* THE REQUEST
Give every entry again, unchanged, and leave its images out.

* DATA SECTION
* START *

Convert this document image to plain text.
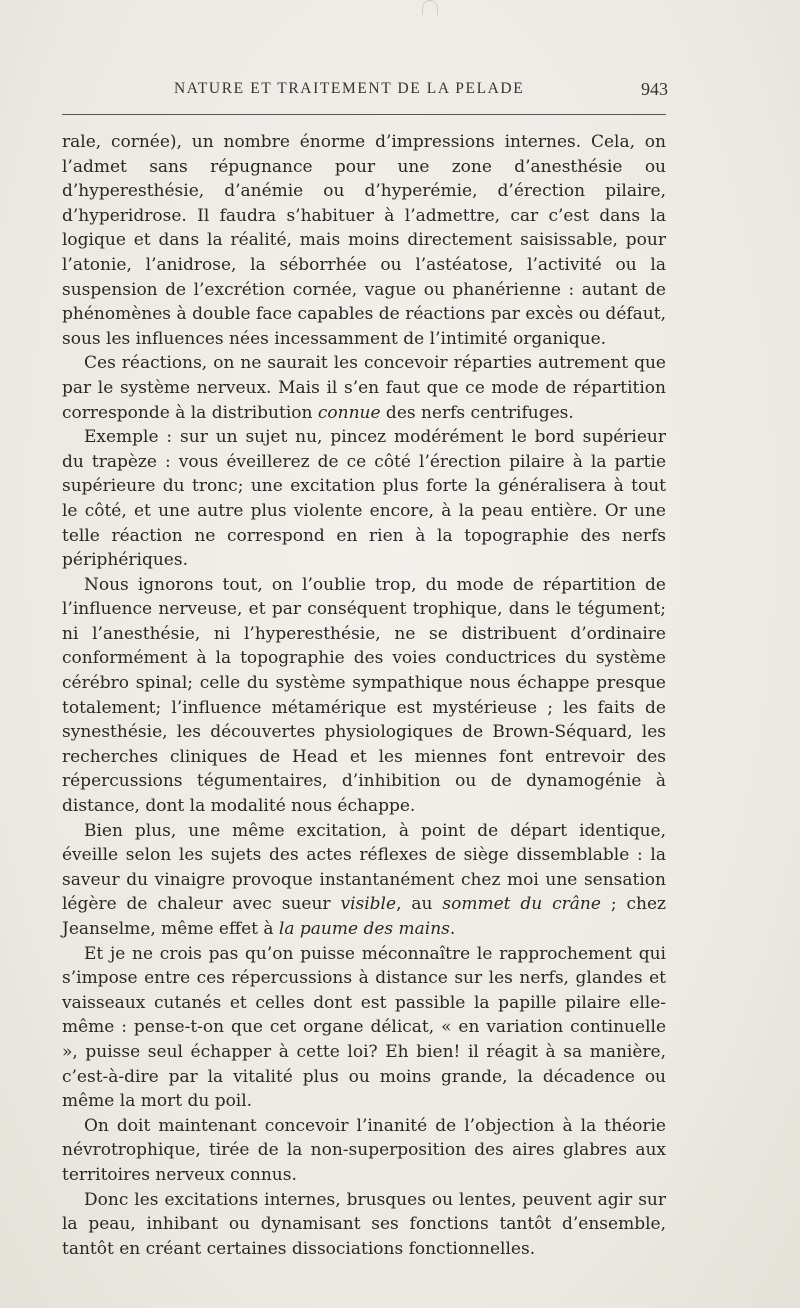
NATURE ET TRAITEMENT DE LA PELADE	943

rale, cornée), un nombre énorme d’impressions internes. Cela, on l’admet sans répugnance pour une zone d’anesthésie ou d’hyperesthésie, d’anémie ou d’hyperémie, d’érection pilaire, d’hyperidrose. Il faudra s’habituer à l’admettre, car c’est dans la logique et dans la réalité, mais moins directement saisissable, pour l’atonie, l’anidrose, la séborrhée ou l’astéatose, l’activité ou la suspension de l’excrétion cornée, vague ou phanérienne : autant de phénomènes à double face capables de réactions par excès ou défaut, sous les influences nées incessamment de l’intimité organique.

Ces réactions, on ne saurait les concevoir réparties autrement que par le système nerveux. Mais il s’en faut que ce mode de répartition corresponde à la distribution connue des nerfs centrifuges.

Exemple : sur un sujet nu, pincez modérément le bord supérieur du trapèze : vous éveillerez de ce côté l’érection pilaire à la partie supérieure du tronc; une excitation plus forte la généralisera à tout le côté, et une autre plus violente encore, à la peau entière. Or une telle réaction ne correspond en rien à la topographie des nerfs périphériques.

Nous ignorons tout, on l’oublie trop, du mode de répartition de l’influence nerveuse, et par conséquent trophique, dans le tégument; ni l’anesthésie, ni l’hyperesthésie, ne se distribuent d’ordinaire conformément à la topographie des voies conductrices du système cérébro spinal; celle du système sympathique nous échappe presque totalement; l’influence métamérique est mystérieuse ; les faits de synesthésie, les découvertes physiologiques de Brown-Séquard, les recherches cliniques de Head et les miennes font entrevoir des répercussions tégumentaires, d’inhibition ou de dynamogénie à distance, dont la modalité nous échappe.

Bien plus, une même excitation, à point de départ identique, éveille selon les sujets des actes réflexes de siège dissemblable : la saveur du vinaigre provoque instantanément chez moi une sensation légère de chaleur avec sueur visible, au sommet du crâne ; chez Jeanselme, même effet à la paume des mains.

Et je ne crois pas qu’on puisse méconnaître le rapprochement qui s’impose entre ces répercussions à distance sur les nerfs, glandes et vaisseaux cutanés et celles dont est passible la papille pilaire elle-même : pense-t-on que cet organe délicat, « en variation continuelle », puisse seul échapper à cette loi? Eh bien! il réagit à sa manière, c’est-à-dire par la vitalité plus ou moins grande, la décadence ou même la mort du poil.

On doit maintenant concevoir l’inanité de l’objection à la théorie névrotrophique, tirée de la non-superposition des aires glabres aux territoires nerveux connus.

Donc les excitations internes, brusques ou lentes, peuvent agir sur la peau, inhibant ou dynamisant ses fonctions tantôt d’ensemble, tantôt en créant certaines dissociations fonctionnelles.
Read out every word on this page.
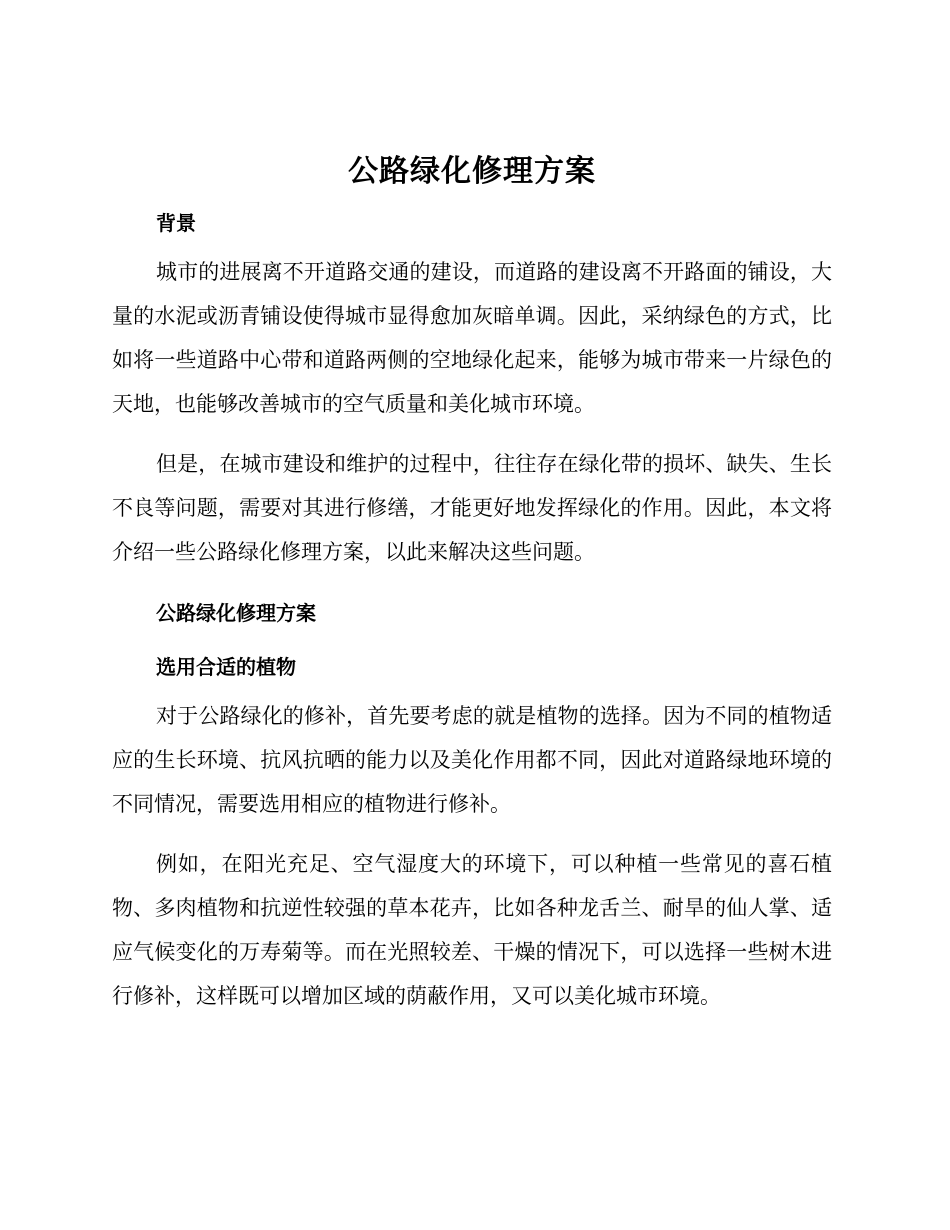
公路绿化修理方案
背景

城市的进展离不开道路交通的建设，而道路的建设离不开路面的铺设，大量的水泥或沥青铺设使得城市显得愈加灰暗单调。因此，采纳绿色的方式，比如将一些道路中心带和道路两侧的空地绿化起来，能够为城市带来一片绿色的天地，也能够改善城市的空气质量和美化城市环境。

但是，在城市建设和维护的过程中，往往存在绿化带的损坏、缺失、生长不良等问题，需要对其进行修缮，才能更好地发挥绿化的作用。因此，本文将介绍一些公路绿化修理方案，以此来解决这些问题。

公路绿化修理方案
选用合适的植物

对于公路绿化的修补，首先要考虑的就是植物的选择。因为不同的植物适应的生长环境、抗风抗晒的能力以及美化作用都不同，因此对道路绿地环境的不同情况，需要选用相应的植物进行修补。

例如，在阳光充足、空气湿度大的环境下，可以种植一些常见的喜石植物、多肉植物和抗逆性较强的草本花卉，比如各种龙舌兰、耐旱的仙人掌、适应气候变化的万寿菊等。而在光照较差、干燥的情况下，可以选择一些树木进行修补，这样既可以增加区域的荫蔽作用，又可以美化城市环境。
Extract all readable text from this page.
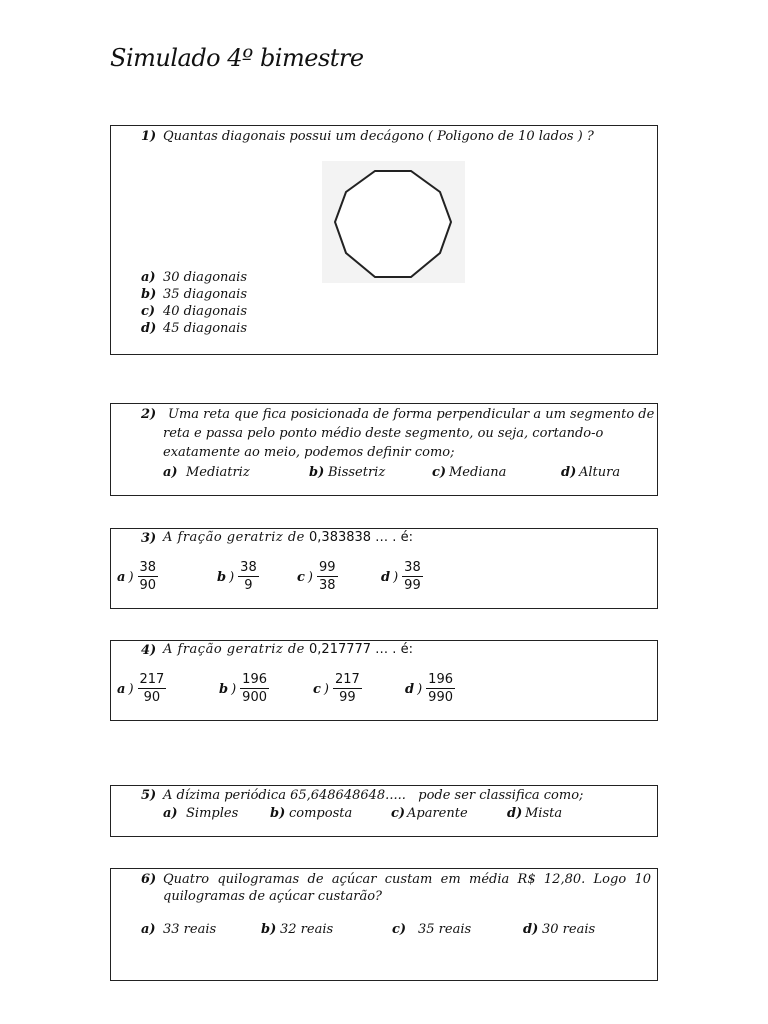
Simulado 4º bimestre
1) Quantas diagonais possui um decágono ( Poligono de 10 lados ) ?
a) 30 diagonais
b) 35 diagonais
c) 40 diagonais
d) 45 diagonais
2) Uma reta que fica posicionada de forma perpendicular a um segmento de
reta e passa pelo ponto médio deste segmento, ou seja, cortando-o
exatamente ao meio, podemos definir como;
a) Mediatriz	b) Bissetriz	c) Mediana	d) Altura
3) A fração geratriz de 0,383838 … . é:
a ) $\frac{38}{90}$	b ) $\frac{38}{9}$	c ) $\frac{99}{38}$	d ) $\frac{38}{99}$
4) A fração geratriz de 0,217777 … . é:
a ) $\frac{217}{90}$	b ) $\frac{196}{900}$	c ) $\frac{217}{99}$	d ) $\frac{196}{990}$
5) A dízima periódica 65,648648648.....   pode ser classifica como;
a) Simples b) composta	c) Aparente	d) Mista
6) Quatro quilogramas de açúcar custam em média R$ 12,80. Logo 10
quilogramas de açúcar custarão?
a) 33 reais	b) 32 reais	c) 35 reais	d) 30 reais
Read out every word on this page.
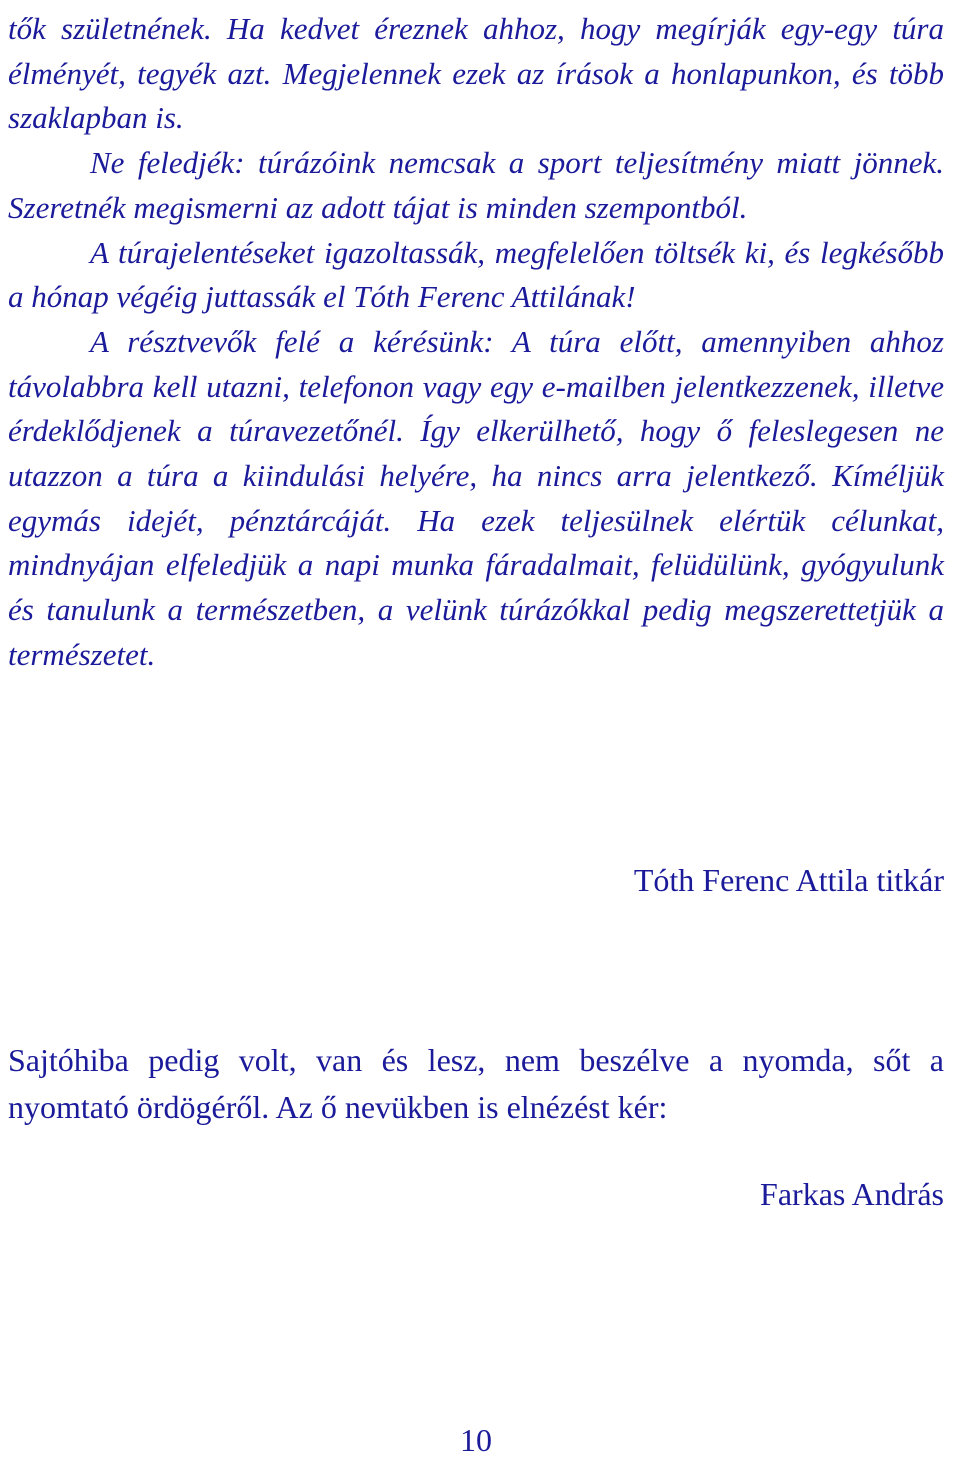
tők születnének. Ha kedvet éreznek ahhoz, hogy megírják egy-egy túra élményét, tegyék azt. Megjelennek ezek az írások a honlapunkon, és több szaklapban is.

Ne feledjék: túrázóink nemcsak a sport teljesítmény miatt jönnek. Szeretnék megismerni az adott tájat is minden szempontból.

A túrajelentéseket igazoltassák, megfelelően töltsék ki, és legkésőbb a hónap végéig juttassák el Tóth Ferenc Attilának!

A résztvevők felé a kérésünk: A túra előtt, amennyiben ahhoz távolabbra kell utazni, telefonon vagy egy e-mailben jelentkezzenek, illetve érdeklődjenek a túravezetőnél. Így elkerülhető, hogy ő feleslegesen ne utazzon a túra a kiindulási helyére, ha nincs arra jelentkező. Kíméljük egymás idejét, pénztárcáját. Ha ezek teljesülnek elértük célunkat, mindnyájan elfeledjük a napi munka fáradalmait, felüdülünk, gyógyulunk és tanulunk a természetben, a velünk túrázókkal pedig megszerettetjük a természetet.

Tóth Ferenc Attila titkár

Sajtóhiba pedig volt, van és lesz, nem beszélve a nyomda, sőt a nyomtató ördögéről. Az ő nevükben is elnézést kér:

Farkas András
10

* END *

* ANSWER FOR THIS EXERCISE
Convert this document image to plain text.
NATURE ET TRAITEMENT DE LA PELADE	943

rale, cornée), un nombre énorme d’impressions internes. Cela, on l’admet sans répugnance pour une zone d’anesthésie ou d’hyperesthésie, d’anémie ou d’hyperémie, d’érection pilaire, d’hyperidrose. Il faudra s’habituer à l’admettre, car c’est dans la logique et dans la réalité, mais moins directement saisissable, pour l’atonie, l’anidrose, la séborrhée ou l’astéatose, l’activité ou la suspension de l’excrétion cornée, vague ou phanérienne : autant de phénomènes à double face capables de réactions par excès ou défaut, sous les influences nées incessamment de l’intimité organique.

Ces réactions, on ne saurait les concevoir réparties autrement que par le système nerveux. Mais il s’en faut que ce mode de répartition corresponde à la distribution connue des nerfs centrifuges.

Exemple : sur un sujet nu, pincez modérément le bord supérieur du trapèze : vous éveillerez de ce côté l’érection pilaire à la partie supérieure du tronc; une excitation plus forte la généralisera à tout le côté, et une autre plus violente encore, à la peau entière. Or une telle réaction ne correspond en rien à la topographie des nerfs périphériques.

Nous ignorons tout, on l’oublie trop, du mode de répartition de l’influence nerveuse, et par conséquent trophique, dans le tégument; ni l’anesthésie, ni l’hyperesthésie, ne se distribuent d’ordinaire conformément à la topographie des voies conductrices du système cérébro spinal; celle du système sympathique nous échappe presque totalement; l’influence métamérique est mystérieuse ; les faits de synesthésie, les découvertes physiologiques de Brown-Séquard, les recherches cliniques de Head et les miennes font entrevoir des répercussions tégumentaires, d’inhibition ou de dynamogénie à distance, dont la modalité nous échappe.

Bien plus, une même excitation, à point de départ identique, éveille selon les sujets des actes réflexes de siège dissemblable : la saveur du vinaigre provoque instantanément chez moi une sensation légère de chaleur avec sueur visible, au sommet du crâne ; chez Jeanselme, même effet à la paume des mains.

Et je ne crois pas qu’on puisse méconnaître le rapprochement qui s’impose entre ces répercussions à distance sur les nerfs, glandes et vaisseaux cutanés et celles dont est passible la papille pilaire elle-même : pense-t-on que cet organe délicat, « en variation continuelle », puisse seul échapper à cette loi? Eh bien! il réagit à sa manière, c’est-à-dire par la vitalité plus ou moins grande, la décadence ou même la mort du poil.

On doit maintenant concevoir l’inanité de l’objection à la théorie névrotrophique, tirée de la non-superposition des aires glabres aux territoires nerveux connus.

Donc les excitations internes, brusques ou lentes, peuvent agir sur la peau, inhibant ou dynamisant ses fonctions tantôt d’ensemble, tantôt en créant certaines dissociations fonctionnelles.
Read out every word on this page.
公路绿化修理方案
背景

城市的进展离不开道路交通的建设，而道路的建设离不开路面的铺设，大量的水泥或沥青铺设使得城市显得愈加灰暗单调。因此，采纳绿色的方式，比如将一些道路中心带和道路两侧的空地绿化起来，能够为城市带来一片绿色的天地，也能够改善城市的空气质量和美化城市环境。

但是，在城市建设和维护的过程中，往往存在绿化带的损坏、缺失、生长不良等问题，需要对其进行修缮，才能更好地发挥绿化的作用。因此，本文将介绍一些公路绿化修理方案，以此来解决这些问题。

公路绿化修理方案
选用合适的植物

对于公路绿化的修补，首先要考虑的就是植物的选择。因为不同的植物适应的生长环境、抗风抗晒的能力以及美化作用都不同，因此对道路绿地环境的不同情况，需要选用相应的植物进行修补。

例如，在阳光充足、空气湿度大的环境下，可以种植一些常见的喜石植物、多肉植物和抗逆性较强的草本花卉，比如各种龙舌兰、耐旱的仙人掌、适应气候变化的万寿菊等。而在光照较差、干燥的情况下，可以选择一些树木进行修补，这样既可以增加区域的荫蔽作用，又可以美化城市环境。
Extract all readable text from this page.
Simulado 4º bimestre
1) Quantas diagonais possui um decágono ( Poligono de 10 lados ) ?
a) 30 diagonais
b) 35 diagonais
c) 40 diagonais
d) 45 diagonais
2) Uma reta que fica posicionada de forma perpendicular a um segmento de
reta e passa pelo ponto médio deste segmento, ou seja, cortando-o
exatamente ao meio, podemos definir como;
a) Mediatriz	b) Bissetriz	c) Mediana	d) Altura
3) A fração geratriz de 0,383838 … . é:
a ) $\frac{38}{90}$	b ) $\frac{38}{9}$	c ) $\frac{99}{38}$	d ) $\frac{38}{99}$
4) A fração geratriz de 0,217777 … . é:
a ) $\frac{217}{90}$	b ) $\frac{196}{900}$	c ) $\frac{217}{99}$	d ) $\frac{196}{990}$
5) A dízima periódica 65,648648648.....   pode ser classifica como;
a) Simples b) composta	c) Aparente	d) Mista
6) Quatro quilogramas de açúcar custam em média R$ 12,80. Logo 10
quilogramas de açúcar custarão?
a) 33 reais	b) 32 reais	c) 35 reais	d) 30 reais
Read out every word on this page.
tők születnének. Ha kedvet éreznek ahhoz, hogy megírják egy-egy túra élményét, tegyék azt. Megjelennek ezek az írások a honlapunkon, és több szaklapban is.

Ne feledjék: túrázóink nemcsak a sport teljesítmény miatt jönnek. Szeretnék megismerni az adott tájat is minden szempontból.

A túrajelentéseket igazoltassák, megfelelően töltsék ki, és legkésőbb a hónap végéig juttassák el Tóth Ferenc Attilának!

A résztvevők felé a kérésünk: A túra előtt, amennyiben ahhoz távolabbra kell utazni, telefonon vagy egy e-mailben jelentkezzenek, illetve érdeklődjenek a túravezetőnél. Így elkerülhető, hogy ő feleslegesen ne utazzon a túra a kiindulási helyére, ha nincs arra jelentkező. Kíméljük egymás idejét, pénztárcáját. Ha ezek teljesülnek elértük célunkat, mindnyájan elfeledjük a napi munka fáradalmait, felüdülünk, gyógyulunk és tanulunk a természetben, a velünk túrázókkal pedig megszerettetjük a természetet.

Tóth Ferenc Attila titkár

Sajtóhiba pedig volt, van és lesz, nem beszélve a nyomda, sőt a nyomtató ördögéről. Az ő nevükben is elnézést kér:

Farkas András
10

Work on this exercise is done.